» Stated exercise
The entries below are to be transcribed in full, without their images.

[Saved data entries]
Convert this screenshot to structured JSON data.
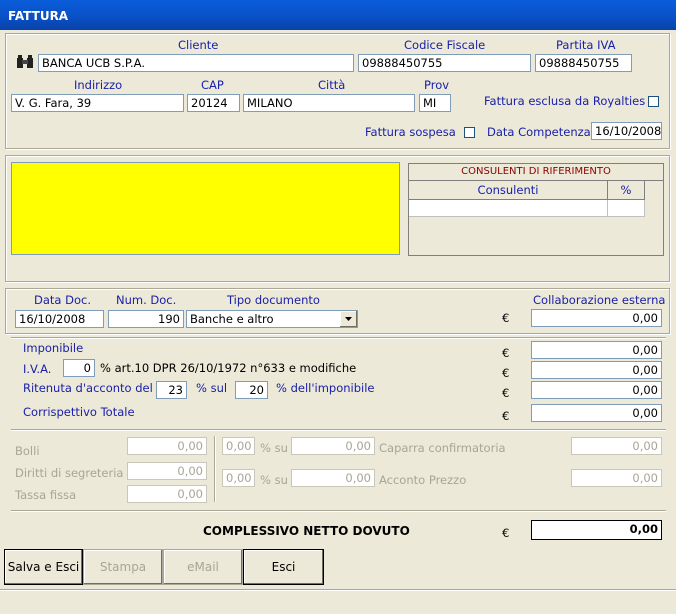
{
  "window": {
    "title": "FATTURA"
  },
  "cliente": {
    "label_cliente": "Cliente",
    "cliente": "BANCA UCB S.P.A.",
    "label_cf": "Codice Fiscale",
    "cf": "09888450755",
    "label_piva": "Partita IVA",
    "piva": "09888450755",
    "label_indirizzo": "Indirizzo",
    "indirizzo": "V. G. Fara, 39",
    "label_cap": "CAP",
    "cap": "20124",
    "label_citta": "Città",
    "citta": "MILANO",
    "label_prov": "Prov",
    "prov": "MI",
    "label_royalties": "Fattura esclusa da Royalties",
    "label_sospesa": "Fattura sospesa",
    "label_competenza": "Data Competenza",
    "competenza": "16/10/2008"
  },
  "consulenti": {
    "header": "CONSULENTI DI RIFERIMENTO",
    "col_consulenti": "Consulenti",
    "col_pct": "%",
    "note_color": "#ffff00"
  },
  "documento": {
    "label_data": "Data Doc.",
    "data": "16/10/2008",
    "label_num": "Num. Doc.",
    "num": "190",
    "label_tipo": "Tipo documento",
    "tipo": "Banche e altro",
    "label_collab": "Collaborazione esterna",
    "collab": "0,00",
    "euro": "€"
  },
  "calcolo": {
    "label_imponibile": "Imponibile",
    "imponibile": "0,00",
    "label_iva": "I.V.A.",
    "iva_pct": "0",
    "iva_text": "% art.10 DPR 26/10/1972 n°633 e modifiche",
    "iva": "0,00",
    "label_ritenuta": "Ritenuta d'acconto del",
    "ritenuta_pct": "23",
    "label_sul": "% sul",
    "ritenuta_base": "20",
    "label_dellimp": "% dell'imponibile",
    "ritenuta": "0,00",
    "label_corrisp": "Corrispettivo Totale",
    "corrisp": "0,00"
  },
  "extra": {
    "label_bolli": "Bolli",
    "bolli": "0,00",
    "label_diritti": "Diritti di segreteria",
    "diritti": "0,00",
    "label_tassa": "Tassa fissa",
    "tassa": "0,00",
    "caparra_pct": "0,00",
    "label_su": "% su",
    "caparra_base": "0,00",
    "label_caparra": "Caparra confirmatoria",
    "caparra": "0,00",
    "acconto_pct": "0,00",
    "acconto_base": "0,00",
    "label_acconto": "Acconto Prezzo",
    "acconto": "0,00"
  },
  "totale": {
    "label": "COMPLESSIVO NETTO DOVUTO",
    "value": "0,00"
  },
  "buttons": {
    "salva": "Salva e Esci",
    "stampa": "Stampa",
    "email": "eMail",
    "esci": "Esci"
  }
}
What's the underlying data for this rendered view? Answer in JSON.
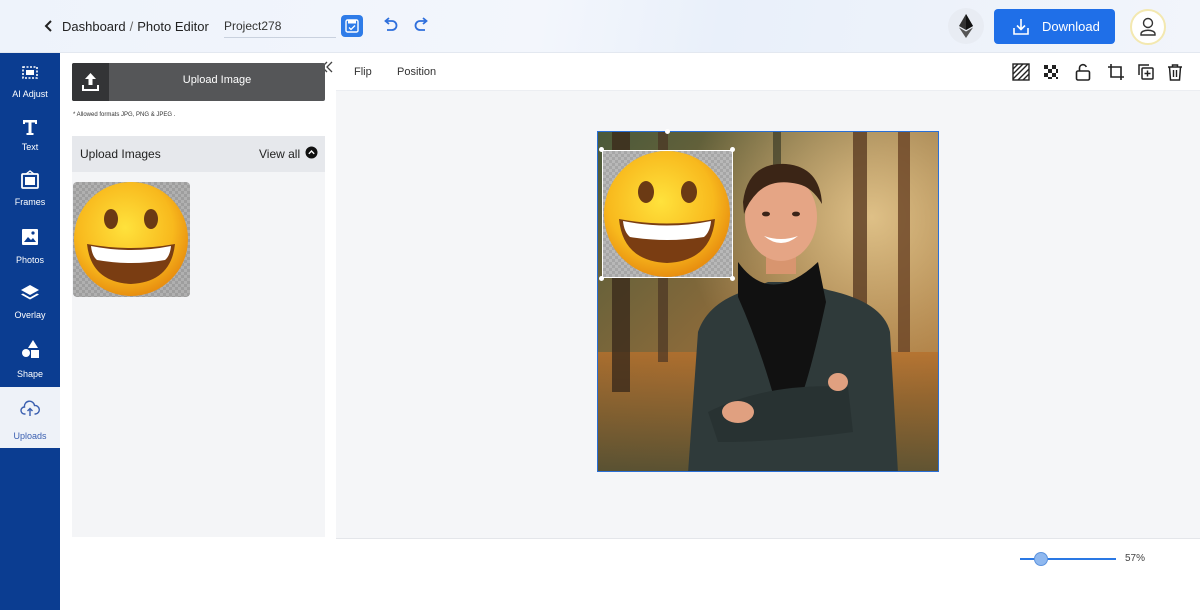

» Answer to the problem
Convert this screenshot to structured JSON data.
{
  "window": {
    "title": "FATTURA"
  },
  "cliente": {
    "label_cliente": "Cliente",
    "cliente": "BANCA UCB S.P.A.",
    "label_cf": "Codice Fiscale",
    "cf": "09888450755",
    "label_piva": "Partita IVA",
    "piva": "09888450755",
    "label_indirizzo": "Indirizzo",
    "indirizzo": "V. G. Fara, 39",
    "label_cap": "CAP",
    "cap": "20124",
    "label_citta": "Città",
    "citta": "MILANO",
    "label_prov": "Prov",
    "prov": "MI",
    "label_royalties": "Fattura esclusa da Royalties",
    "label_sospesa": "Fattura sospesa",
    "label_competenza": "Data Competenza",
    "competenza": "16/10/2008"
  },
  "consulenti": {
    "header": "CONSULENTI DI RIFERIMENTO",
    "col_consulenti": "Consulenti",
    "col_pct": "%",
    "note_color": "#ffff00"
  },
  "documento": {
    "label_data": "Data Doc.",
    "data": "16/10/2008",
    "label_num": "Num. Doc.",
    "num": "190",
    "label_tipo": "Tipo documento",
    "tipo": "Banche e altro",
    "label_collab": "Collaborazione esterna",
    "collab": "0,00",
    "euro": "€"
  },
  "calcolo": {
    "label_imponibile": "Imponibile",
    "imponibile": "0,00",
    "label_iva": "I.V.A.",
    "iva_pct": "0",
    "iva_text": "% art.10 DPR 26/10/1972 n°633 e modifiche",
    "iva": "0,00",
    "label_ritenuta": "Ritenuta d'acconto del",
    "ritenuta_pct": "23",
    "label_sul": "% sul",
    "ritenuta_base": "20",
    "label_dellimp": "% dell'imponibile",
    "ritenuta": "0,00",
    "label_corrisp": "Corrispettivo Totale",
    "corrisp": "0,00"
  },
  "extra": {
    "label_bolli": "Bolli",
    "bolli": "0,00",
    "label_diritti": "Diritti di segreteria",
    "diritti": "0,00",
    "label_tassa": "Tassa fissa",
    "tassa": "0,00",
    "caparra_pct": "0,00",
    "label_su": "% su",
    "caparra_base": "0,00",
    "label_caparra": "Caparra confirmatoria",
    "caparra": "0,00",
    "acconto_pct": "0,00",
    "acconto_base": "0,00",
    "label_acconto": "Acconto Prezzo",
    "acconto": "0,00"
  },
  "totale": {
    "label": "COMPLESSIVO NETTO DOVUTO",
    "value": "0,00"
  },
  "buttons": {
    "salva": "Salva e Esci",
    "stampa": "Stampa",
    "email": "eMail",
    "esci": "Esci"
  }
}
What's the underlying data for this rendered view? Answer in JSON.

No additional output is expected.